--- Extracted information ---

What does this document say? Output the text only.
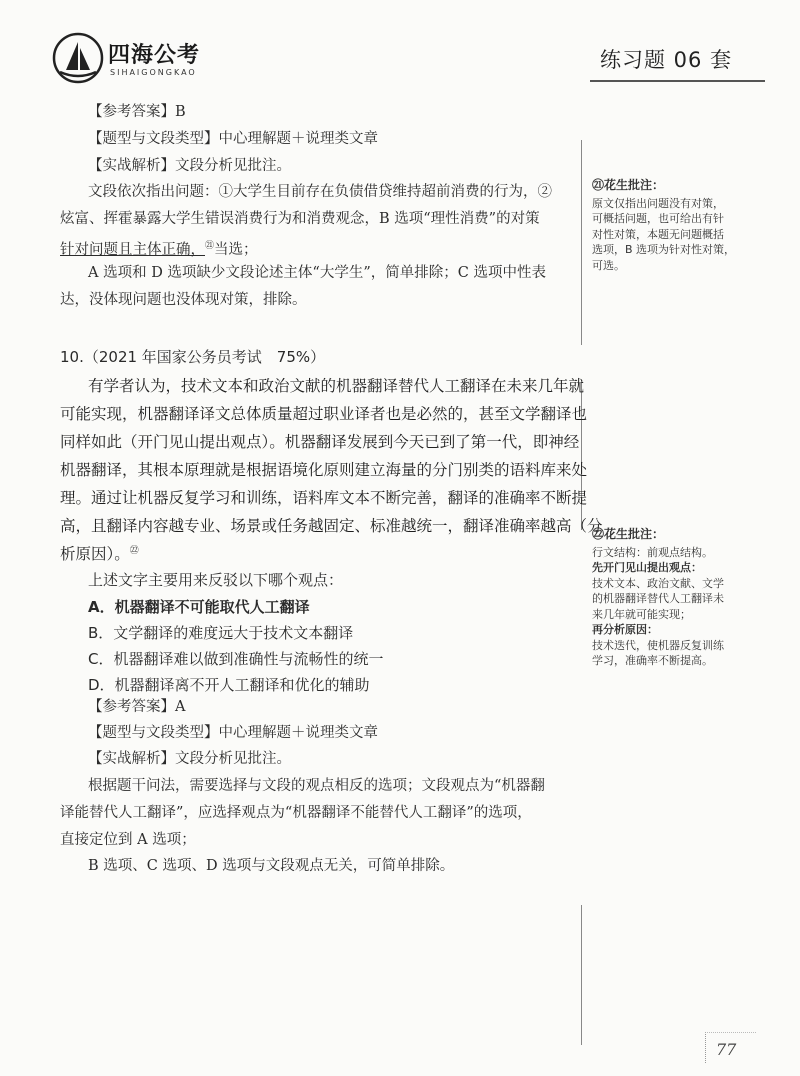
四海公考
SIHAIGONGKAO
练习题 06 套
【参考答案】B
【题型与文段类型】中心理解题＋说理类文章
【实战解析】文段分析见批注。
文段依次指出问题：①大学生目前存在负债借贷维持超前消费的行为，②
炫富、挥霍暴露大学生错误消费行为和消费观念，B 选项“理性消费”的对策
针对问题且主体正确，$^㉑$当选；
A 选项和 D 选项缺少文段论述主体“大学生”，简单排除；C 选项中性表
达，没体现问题也没体现对策，排除。
10.（2021 年国家公务员考试　75%）
有学者认为，技术文本和政治文献的机器翻译替代人工翻译在未来几年就
可能实现，机器翻译译文总体质量超过职业译者也是必然的，甚至文学翻译也
同样如此（开门见山提出观点）。机器翻译发展到今天已到了第一代，即神经
机器翻译，其根本原理就是根据语境化原则建立海量的分门别类的语料库来处
理。通过让机器反复学习和训练，语料库文本不断完善，翻译的准确率不断提
高，且翻译内容越专业、场景或任务越固定、标准越统一，翻译准确率越高（分
析原因）。$^㉒$
上述文字主要用来反驳以下哪个观点：
A．机器翻译不可能取代人工翻译
B．文学翻译的难度远大于技术文本翻译
C．机器翻译难以做到准确性与流畅性的统一
D．机器翻译离不开人工翻译和优化的辅助
【参考答案】A
【题型与文段类型】中心理解题＋说理类文章
【实战解析】文段分析见批注。
根据题干问法，需要选择与文段的观点相反的选项；文段观点为“机器翻
译能替代人工翻译”，应选择观点为“机器翻译不能替代人工翻译”的选项，
直接定位到 A 选项；
B 选项、C 选项、D 选项与文段观点无关，可简单排除。

㉑花生批注：

原文仅指出问题没有对策，

可概括问题，也可给出有针

对性对策，本题无问题概括

选项，B 选项为针对性对策，

可选。

㉒花生批注：

行文结构：前观点结构。

先开门见山提出观点：

技术文本、政治文献、文学

的机器翻译替代人工翻译未

来几年就可能实现；

再分析原因：

技术迭代，使机器反复训练

学习，准确率不断提高。

77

---

Without the pictures, copy the material exactly as given.

What does this document say? Output the text only.
四海公考
SIHAIGONGKAO
练习题 06 套
【参考答案】B
【题型与文段类型】中心理解题＋说理类文章
【实战解析】文段分析见批注。
文段依次指出问题：①大学生目前存在负债借贷维持超前消费的行为，②
炫富、挥霍暴露大学生错误消费行为和消费观念，B 选项“理性消费”的对策
针对问题且主体正确，$^㉑$当选；
A 选项和 D 选项缺少文段论述主体“大学生”，简单排除；C 选项中性表
达，没体现问题也没体现对策，排除。
10.（2021 年国家公务员考试　75%）
有学者认为，技术文本和政治文献的机器翻译替代人工翻译在未来几年就
可能实现，机器翻译译文总体质量超过职业译者也是必然的，甚至文学翻译也
同样如此（开门见山提出观点）。机器翻译发展到今天已到了第一代，即神经
机器翻译，其根本原理就是根据语境化原则建立海量的分门别类的语料库来处
理。通过让机器反复学习和训练，语料库文本不断完善，翻译的准确率不断提
高，且翻译内容越专业、场景或任务越固定、标准越统一，翻译准确率越高（分
析原因）。$^㉒$
上述文字主要用来反驳以下哪个观点：
A．机器翻译不可能取代人工翻译
B．文学翻译的难度远大于技术文本翻译
C．机器翻译难以做到准确性与流畅性的统一
D．机器翻译离不开人工翻译和优化的辅助
【参考答案】A
【题型与文段类型】中心理解题＋说理类文章
【实战解析】文段分析见批注。
根据题干问法，需要选择与文段的观点相反的选项；文段观点为“机器翻
译能替代人工翻译”，应选择观点为“机器翻译不能替代人工翻译”的选项，
直接定位到 A 选项；
B 选项、C 选项、D 选项与文段观点无关，可简单排除。

㉑花生批注：

原文仅指出问题没有对策，

可概括问题，也可给出有针

对性对策，本题无问题概括

选项，B 选项为针对性对策，

可选。

㉒花生批注：

行文结构：前观点结构。

先开门见山提出观点：

技术文本、政治文献、文学

的机器翻译替代人工翻译未

来几年就可能实现；

再分析原因：

技术迭代，使机器反复训练

学习，准确率不断提高。

77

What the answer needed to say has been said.